*Problem*
Below is a set of records. Repeat all of them exactly.

++++

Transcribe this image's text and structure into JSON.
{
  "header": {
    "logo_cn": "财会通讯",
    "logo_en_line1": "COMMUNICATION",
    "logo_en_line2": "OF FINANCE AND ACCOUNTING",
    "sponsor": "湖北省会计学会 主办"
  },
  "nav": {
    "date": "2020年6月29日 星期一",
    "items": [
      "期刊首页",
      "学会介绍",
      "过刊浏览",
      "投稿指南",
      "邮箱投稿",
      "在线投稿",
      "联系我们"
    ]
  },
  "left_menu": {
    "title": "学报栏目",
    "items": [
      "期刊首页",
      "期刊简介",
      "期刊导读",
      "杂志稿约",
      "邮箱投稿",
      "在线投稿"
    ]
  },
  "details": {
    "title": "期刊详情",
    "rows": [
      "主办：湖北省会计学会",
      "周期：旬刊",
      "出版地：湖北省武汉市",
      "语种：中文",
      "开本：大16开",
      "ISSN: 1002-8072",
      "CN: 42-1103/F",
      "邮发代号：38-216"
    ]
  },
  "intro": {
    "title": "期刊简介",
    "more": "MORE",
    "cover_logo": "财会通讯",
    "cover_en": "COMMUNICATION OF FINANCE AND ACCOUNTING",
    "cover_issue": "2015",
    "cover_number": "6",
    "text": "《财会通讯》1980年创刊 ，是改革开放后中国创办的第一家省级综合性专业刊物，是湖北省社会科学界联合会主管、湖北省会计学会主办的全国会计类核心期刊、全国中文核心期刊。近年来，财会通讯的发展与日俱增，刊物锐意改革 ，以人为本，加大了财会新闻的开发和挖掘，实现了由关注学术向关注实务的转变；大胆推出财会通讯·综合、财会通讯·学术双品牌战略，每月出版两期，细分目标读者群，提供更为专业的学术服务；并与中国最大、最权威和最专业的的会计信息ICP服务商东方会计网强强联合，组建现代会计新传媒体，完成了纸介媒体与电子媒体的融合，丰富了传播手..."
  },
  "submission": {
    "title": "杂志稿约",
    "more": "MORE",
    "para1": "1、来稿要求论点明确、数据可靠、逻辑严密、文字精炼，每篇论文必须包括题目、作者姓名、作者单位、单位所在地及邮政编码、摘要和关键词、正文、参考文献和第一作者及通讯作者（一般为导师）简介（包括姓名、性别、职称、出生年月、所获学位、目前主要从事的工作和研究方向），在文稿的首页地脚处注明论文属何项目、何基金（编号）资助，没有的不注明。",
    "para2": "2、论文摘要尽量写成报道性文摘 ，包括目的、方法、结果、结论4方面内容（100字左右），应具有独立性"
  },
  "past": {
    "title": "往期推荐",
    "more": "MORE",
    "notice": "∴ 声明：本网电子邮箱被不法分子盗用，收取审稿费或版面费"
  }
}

++++

*Task response*
Transcribe this image's text and structure into JSON.
{
  "header": {
    "logo_cn": "财会通讯",
    "logo_en_line1": "COMMUNICATION",
    "logo_en_line2": "OF FINANCE AND ACCOUNTING",
    "sponsor": "湖北省会计学会 主办"
  },
  "nav": {
    "date": "2020年6月29日 星期一",
    "items": [
      "期刊首页",
      "学会介绍",
      "过刊浏览",
      "投稿指南",
      "邮箱投稿",
      "在线投稿",
      "联系我们"
    ]
  },
  "left_menu": {
    "title": "学报栏目",
    "items": [
      "期刊首页",
      "期刊简介",
      "期刊导读",
      "杂志稿约",
      "邮箱投稿",
      "在线投稿"
    ]
  },
  "details": {
    "title": "期刊详情",
    "rows": [
      "主办：湖北省会计学会",
      "周期：旬刊",
      "出版地：湖北省武汉市",
      "语种：中文",
      "开本：大16开",
      "ISSN: 1002-8072",
      "CN: 42-1103/F",
      "邮发代号：38-216"
    ]
  },
  "intro": {
    "title": "期刊简介",
    "more": "MORE",
    "cover_logo": "财会通讯",
    "cover_en": "COMMUNICATION OF FINANCE AND ACCOUNTING",
    "cover_issue": "2015",
    "cover_number": "6",
    "text": "《财会通讯》1980年创刊 ，是改革开放后中国创办的第一家省级综合性专业刊物，是湖北省社会科学界联合会主管、湖北省会计学会主办的全国会计类核心期刊、全国中文核心期刊。近年来，财会通讯的发展与日俱增，刊物锐意改革 ，以人为本，加大了财会新闻的开发和挖掘，实现了由关注学术向关注实务的转变；大胆推出财会通讯·综合、财会通讯·学术双品牌战略，每月出版两期，细分目标读者群，提供更为专业的学术服务；并与中国最大、最权威和最专业的的会计信息ICP服务商东方会计网强强联合，组建现代会计新传媒体，完成了纸介媒体与电子媒体的融合，丰富了传播手..."
  },
  "submission": {
    "title": "杂志稿约",
    "more": "MORE",
    "para1": "1、来稿要求论点明确、数据可靠、逻辑严密、文字精炼，每篇论文必须包括题目、作者姓名、作者单位、单位所在地及邮政编码、摘要和关键词、正文、参考文献和第一作者及通讯作者（一般为导师）简介（包括姓名、性别、职称、出生年月、所获学位、目前主要从事的工作和研究方向），在文稿的首页地脚处注明论文属何项目、何基金（编号）资助，没有的不注明。",
    "para2": "2、论文摘要尽量写成报道性文摘 ，包括目的、方法、结果、结论4方面内容（100字左右），应具有独立性"
  },
  "past": {
    "title": "往期推荐",
    "more": "MORE",
    "notice": "∴ 声明：本网电子邮箱被不法分子盗用，收取审稿费或版面费"
  }
}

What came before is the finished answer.